» PROVIDED RECORDS:
──────────────────────────────

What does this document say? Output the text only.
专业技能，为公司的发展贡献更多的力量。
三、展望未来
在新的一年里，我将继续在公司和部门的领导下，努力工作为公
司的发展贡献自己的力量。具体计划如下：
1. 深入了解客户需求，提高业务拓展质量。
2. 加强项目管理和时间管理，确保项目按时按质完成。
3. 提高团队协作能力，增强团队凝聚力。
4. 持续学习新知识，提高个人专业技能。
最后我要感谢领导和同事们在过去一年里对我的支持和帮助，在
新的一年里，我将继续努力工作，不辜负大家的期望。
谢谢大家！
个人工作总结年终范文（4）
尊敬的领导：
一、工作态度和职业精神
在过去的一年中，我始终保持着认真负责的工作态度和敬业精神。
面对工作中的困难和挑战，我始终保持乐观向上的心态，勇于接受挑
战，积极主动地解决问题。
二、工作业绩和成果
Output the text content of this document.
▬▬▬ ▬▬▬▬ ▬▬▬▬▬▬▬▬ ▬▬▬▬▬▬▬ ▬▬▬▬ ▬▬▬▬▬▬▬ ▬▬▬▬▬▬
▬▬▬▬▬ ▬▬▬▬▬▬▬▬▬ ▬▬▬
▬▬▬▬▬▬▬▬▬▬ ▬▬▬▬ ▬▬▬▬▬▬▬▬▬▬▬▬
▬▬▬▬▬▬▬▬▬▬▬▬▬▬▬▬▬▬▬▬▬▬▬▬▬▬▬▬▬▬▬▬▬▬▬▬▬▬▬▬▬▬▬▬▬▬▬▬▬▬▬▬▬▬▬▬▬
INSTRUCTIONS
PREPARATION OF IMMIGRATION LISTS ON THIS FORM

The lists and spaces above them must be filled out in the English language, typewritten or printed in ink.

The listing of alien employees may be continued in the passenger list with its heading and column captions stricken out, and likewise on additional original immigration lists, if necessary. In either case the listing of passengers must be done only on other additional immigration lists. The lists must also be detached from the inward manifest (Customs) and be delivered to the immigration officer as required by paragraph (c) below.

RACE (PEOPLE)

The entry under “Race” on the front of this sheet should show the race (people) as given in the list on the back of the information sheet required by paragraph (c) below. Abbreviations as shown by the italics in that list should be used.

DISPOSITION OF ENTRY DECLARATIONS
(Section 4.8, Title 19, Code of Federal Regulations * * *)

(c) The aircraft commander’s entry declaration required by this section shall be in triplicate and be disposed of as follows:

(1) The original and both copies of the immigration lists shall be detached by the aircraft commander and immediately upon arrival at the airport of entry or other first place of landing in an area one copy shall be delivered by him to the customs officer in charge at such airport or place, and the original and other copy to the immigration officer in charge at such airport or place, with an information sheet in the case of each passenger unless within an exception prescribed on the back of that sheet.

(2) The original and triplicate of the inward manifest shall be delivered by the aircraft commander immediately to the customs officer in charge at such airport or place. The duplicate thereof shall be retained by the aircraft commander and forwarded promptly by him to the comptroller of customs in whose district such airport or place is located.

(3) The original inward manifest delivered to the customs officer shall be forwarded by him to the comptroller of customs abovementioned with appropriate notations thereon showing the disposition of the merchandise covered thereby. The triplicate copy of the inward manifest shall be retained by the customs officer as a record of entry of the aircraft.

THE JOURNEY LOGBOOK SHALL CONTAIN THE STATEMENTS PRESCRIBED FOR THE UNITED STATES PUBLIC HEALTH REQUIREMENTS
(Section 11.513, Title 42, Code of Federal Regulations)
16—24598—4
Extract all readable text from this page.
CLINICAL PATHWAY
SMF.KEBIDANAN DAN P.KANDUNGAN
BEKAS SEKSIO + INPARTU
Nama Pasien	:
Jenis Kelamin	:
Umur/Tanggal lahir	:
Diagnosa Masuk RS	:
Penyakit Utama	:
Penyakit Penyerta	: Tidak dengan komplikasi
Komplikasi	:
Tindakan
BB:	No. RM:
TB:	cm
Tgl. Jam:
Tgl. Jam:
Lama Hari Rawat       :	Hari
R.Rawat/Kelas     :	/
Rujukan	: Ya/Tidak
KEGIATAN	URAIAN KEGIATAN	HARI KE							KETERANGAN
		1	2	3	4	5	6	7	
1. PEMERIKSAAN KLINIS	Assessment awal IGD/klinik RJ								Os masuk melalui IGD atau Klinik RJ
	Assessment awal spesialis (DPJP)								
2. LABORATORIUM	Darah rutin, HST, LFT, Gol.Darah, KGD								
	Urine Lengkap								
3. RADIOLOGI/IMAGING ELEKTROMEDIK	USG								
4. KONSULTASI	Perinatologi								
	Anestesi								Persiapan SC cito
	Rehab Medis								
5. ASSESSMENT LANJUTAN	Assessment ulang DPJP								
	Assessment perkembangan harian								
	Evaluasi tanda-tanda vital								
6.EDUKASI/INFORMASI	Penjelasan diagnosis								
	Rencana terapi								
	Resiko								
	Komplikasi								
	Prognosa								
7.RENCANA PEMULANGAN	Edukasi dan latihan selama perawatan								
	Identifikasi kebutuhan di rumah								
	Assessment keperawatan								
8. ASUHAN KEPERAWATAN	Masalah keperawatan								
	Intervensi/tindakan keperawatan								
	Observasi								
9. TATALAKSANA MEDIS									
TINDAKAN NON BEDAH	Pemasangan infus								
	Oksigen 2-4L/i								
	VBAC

──────────────────────────────

» WHAT YOU ARE ASKED TO DO: Scan the records above for the string "inward", then report every line that contains it.

» ANSWER TO THIS PROBLEM:
The listing of alien employees may be continued in the passenger list with its heading and column captions stricken out, and likewise on additional original immigration lists, if necessary. In either case the listing of passengers must be done only on other additional immigration lists. The lists must also be detached from the inward manifest (Customs) and be delivered to the immigration officer as required by paragraph (c) below.
(2) The original and triplicate of the inward manifest shall be delivered by the aircraft commander immediately to the customs officer in charge at such airport or place. The duplicate thereof shall be retained by the aircraft commander and forwarded promptly by him to the comptroller of customs in whose district such airport or place is located.
(3) The original inward manifest delivered to the customs officer shall be forwarded by him to the comptroller of customs abovementioned with appropriate notations thereon showing the disposition of the merchandise covered thereby. The triplicate copy of the inward manifest shall be retained by the customs officer as a record of entry of the aircraft.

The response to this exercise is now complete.